■ TASK TO CARRY OUT ■
How many lines in the items below contain the string "their"? Case counts; give only the number.

◆ ◆ ◆ ◆

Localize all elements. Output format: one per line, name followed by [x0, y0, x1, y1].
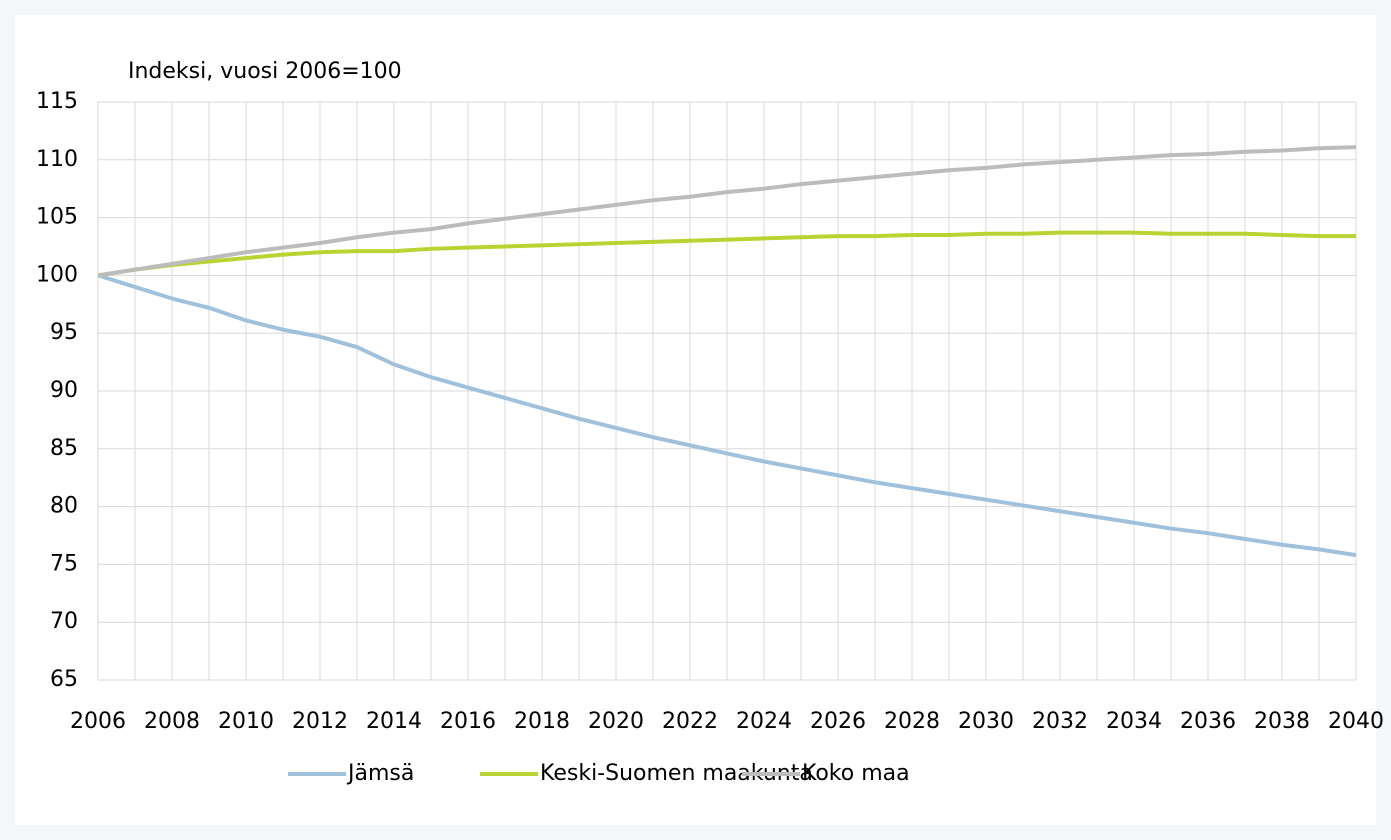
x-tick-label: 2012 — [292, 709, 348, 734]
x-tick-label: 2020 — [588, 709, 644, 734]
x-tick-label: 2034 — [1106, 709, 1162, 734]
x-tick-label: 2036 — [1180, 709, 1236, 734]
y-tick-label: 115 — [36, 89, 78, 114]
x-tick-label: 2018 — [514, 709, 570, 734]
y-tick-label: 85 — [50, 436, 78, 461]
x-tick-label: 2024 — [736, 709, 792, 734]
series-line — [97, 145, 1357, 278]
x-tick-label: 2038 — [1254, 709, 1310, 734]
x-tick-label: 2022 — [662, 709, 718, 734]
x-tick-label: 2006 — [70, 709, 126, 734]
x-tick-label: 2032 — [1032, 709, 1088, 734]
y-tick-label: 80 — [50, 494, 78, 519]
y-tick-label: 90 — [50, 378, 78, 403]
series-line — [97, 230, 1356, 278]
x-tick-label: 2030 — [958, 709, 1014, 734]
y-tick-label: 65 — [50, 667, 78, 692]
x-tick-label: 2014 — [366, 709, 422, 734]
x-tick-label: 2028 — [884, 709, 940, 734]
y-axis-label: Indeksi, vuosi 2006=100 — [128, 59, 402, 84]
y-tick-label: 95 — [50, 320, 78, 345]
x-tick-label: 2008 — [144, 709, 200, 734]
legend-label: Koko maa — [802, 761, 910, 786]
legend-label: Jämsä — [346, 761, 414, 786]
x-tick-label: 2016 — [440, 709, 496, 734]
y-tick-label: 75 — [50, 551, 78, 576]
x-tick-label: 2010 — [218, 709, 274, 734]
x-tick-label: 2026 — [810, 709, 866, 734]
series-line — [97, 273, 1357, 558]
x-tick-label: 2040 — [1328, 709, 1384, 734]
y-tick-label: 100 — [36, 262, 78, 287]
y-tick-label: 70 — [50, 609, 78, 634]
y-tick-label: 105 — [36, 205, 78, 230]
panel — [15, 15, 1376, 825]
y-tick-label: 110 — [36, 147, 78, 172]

◆ ◆ ◆ ◆

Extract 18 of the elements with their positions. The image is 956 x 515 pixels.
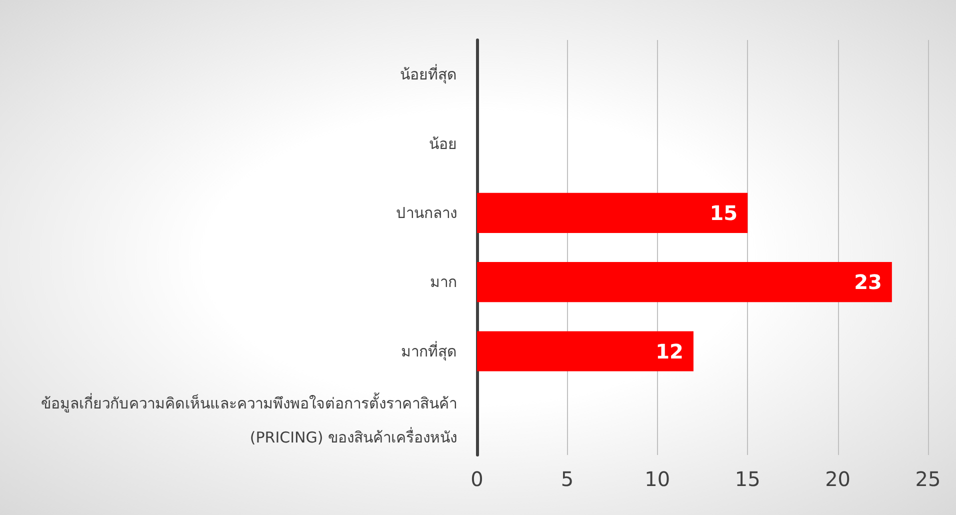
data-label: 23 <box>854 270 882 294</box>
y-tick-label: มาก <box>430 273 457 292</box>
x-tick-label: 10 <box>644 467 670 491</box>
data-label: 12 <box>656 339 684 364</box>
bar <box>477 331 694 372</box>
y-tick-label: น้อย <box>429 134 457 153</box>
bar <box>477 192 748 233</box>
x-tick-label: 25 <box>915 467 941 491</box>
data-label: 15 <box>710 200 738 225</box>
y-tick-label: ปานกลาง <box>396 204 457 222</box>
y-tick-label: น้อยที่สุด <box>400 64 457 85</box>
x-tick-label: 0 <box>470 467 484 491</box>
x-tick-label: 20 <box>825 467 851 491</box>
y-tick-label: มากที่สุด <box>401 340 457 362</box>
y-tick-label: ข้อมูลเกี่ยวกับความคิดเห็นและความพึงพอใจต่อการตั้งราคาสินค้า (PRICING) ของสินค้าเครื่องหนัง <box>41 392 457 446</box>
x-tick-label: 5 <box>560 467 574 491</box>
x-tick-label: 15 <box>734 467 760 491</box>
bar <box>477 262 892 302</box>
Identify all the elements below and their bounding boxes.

◆ ◆ ◆ ◆

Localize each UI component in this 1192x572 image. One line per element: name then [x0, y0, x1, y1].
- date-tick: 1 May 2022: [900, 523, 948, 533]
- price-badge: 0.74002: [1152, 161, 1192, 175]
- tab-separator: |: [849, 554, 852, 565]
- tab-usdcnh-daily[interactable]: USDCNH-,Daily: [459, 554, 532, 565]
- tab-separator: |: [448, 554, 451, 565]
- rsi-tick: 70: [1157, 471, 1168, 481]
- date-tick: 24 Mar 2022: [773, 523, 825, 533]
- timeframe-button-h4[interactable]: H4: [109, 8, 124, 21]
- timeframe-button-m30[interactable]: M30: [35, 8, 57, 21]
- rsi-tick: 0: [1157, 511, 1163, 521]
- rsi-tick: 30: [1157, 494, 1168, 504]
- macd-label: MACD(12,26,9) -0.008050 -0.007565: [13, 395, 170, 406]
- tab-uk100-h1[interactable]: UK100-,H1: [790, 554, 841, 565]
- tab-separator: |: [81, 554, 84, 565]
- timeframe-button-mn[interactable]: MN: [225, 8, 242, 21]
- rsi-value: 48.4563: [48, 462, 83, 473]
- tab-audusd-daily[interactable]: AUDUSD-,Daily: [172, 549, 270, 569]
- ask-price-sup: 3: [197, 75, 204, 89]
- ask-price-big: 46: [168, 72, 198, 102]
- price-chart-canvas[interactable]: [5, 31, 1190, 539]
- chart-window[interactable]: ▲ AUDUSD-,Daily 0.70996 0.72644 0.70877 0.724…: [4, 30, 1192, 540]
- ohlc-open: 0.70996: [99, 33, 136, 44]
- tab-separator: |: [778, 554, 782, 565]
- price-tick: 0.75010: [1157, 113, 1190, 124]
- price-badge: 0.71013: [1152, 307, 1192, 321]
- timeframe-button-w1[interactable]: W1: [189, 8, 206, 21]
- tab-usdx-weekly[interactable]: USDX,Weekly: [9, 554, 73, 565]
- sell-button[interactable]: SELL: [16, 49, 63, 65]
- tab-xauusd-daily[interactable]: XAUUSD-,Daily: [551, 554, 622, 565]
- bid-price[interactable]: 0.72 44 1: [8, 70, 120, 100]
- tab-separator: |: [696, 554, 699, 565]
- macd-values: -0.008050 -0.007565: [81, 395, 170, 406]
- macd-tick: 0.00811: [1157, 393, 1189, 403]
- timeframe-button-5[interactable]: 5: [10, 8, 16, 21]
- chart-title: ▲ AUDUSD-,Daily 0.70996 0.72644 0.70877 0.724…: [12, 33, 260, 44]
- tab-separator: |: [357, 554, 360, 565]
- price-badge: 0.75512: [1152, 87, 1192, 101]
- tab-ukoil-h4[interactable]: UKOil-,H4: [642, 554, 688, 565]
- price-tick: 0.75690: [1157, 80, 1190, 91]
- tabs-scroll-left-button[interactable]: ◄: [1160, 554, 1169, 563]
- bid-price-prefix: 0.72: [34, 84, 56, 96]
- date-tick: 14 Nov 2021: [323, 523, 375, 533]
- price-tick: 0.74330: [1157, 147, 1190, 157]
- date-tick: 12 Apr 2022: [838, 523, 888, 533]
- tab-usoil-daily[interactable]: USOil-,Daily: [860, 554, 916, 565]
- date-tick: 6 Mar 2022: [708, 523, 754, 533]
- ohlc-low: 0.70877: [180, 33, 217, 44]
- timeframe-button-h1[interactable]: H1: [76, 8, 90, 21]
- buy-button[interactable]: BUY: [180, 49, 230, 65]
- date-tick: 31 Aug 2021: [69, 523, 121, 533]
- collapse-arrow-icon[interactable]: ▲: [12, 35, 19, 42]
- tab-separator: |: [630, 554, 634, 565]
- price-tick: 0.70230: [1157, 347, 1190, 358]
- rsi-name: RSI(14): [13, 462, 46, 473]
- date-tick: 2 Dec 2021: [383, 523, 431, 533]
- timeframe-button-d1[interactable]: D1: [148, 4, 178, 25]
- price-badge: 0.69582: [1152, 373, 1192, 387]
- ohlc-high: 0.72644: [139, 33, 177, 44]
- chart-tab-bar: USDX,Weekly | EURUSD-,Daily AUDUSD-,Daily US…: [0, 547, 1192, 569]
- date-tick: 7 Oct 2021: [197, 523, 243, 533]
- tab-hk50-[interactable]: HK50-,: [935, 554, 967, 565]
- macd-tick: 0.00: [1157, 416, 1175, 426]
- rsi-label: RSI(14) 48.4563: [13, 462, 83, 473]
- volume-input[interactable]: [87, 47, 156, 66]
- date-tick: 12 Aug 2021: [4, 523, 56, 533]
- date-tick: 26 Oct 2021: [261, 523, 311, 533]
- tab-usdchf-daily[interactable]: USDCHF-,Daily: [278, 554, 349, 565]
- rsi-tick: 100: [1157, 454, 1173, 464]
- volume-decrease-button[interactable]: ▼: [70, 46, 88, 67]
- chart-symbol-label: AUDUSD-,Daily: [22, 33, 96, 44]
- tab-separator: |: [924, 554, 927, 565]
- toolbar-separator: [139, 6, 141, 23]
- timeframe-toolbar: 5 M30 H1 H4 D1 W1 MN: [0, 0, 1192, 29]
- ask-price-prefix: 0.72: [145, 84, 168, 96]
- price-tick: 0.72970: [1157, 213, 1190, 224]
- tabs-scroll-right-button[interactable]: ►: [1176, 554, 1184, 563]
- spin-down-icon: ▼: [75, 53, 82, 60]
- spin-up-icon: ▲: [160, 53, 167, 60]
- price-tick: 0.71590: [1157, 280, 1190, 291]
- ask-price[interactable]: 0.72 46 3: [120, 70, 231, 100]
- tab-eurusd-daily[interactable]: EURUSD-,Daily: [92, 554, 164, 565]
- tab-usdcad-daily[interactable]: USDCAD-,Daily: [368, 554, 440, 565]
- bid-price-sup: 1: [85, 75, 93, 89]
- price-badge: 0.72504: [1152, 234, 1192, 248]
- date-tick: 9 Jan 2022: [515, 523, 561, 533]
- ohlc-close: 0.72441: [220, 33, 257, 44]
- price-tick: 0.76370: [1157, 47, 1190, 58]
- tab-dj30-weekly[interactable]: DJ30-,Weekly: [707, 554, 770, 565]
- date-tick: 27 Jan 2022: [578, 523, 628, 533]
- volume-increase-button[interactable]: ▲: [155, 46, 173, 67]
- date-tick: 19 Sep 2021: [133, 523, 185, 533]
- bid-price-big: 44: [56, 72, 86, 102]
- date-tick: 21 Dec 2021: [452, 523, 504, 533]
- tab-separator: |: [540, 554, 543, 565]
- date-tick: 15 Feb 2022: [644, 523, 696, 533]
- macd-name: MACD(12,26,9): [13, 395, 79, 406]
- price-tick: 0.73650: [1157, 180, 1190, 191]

◆ ◆ ◆ ◆

■ EXERCISE ANSWER ■
2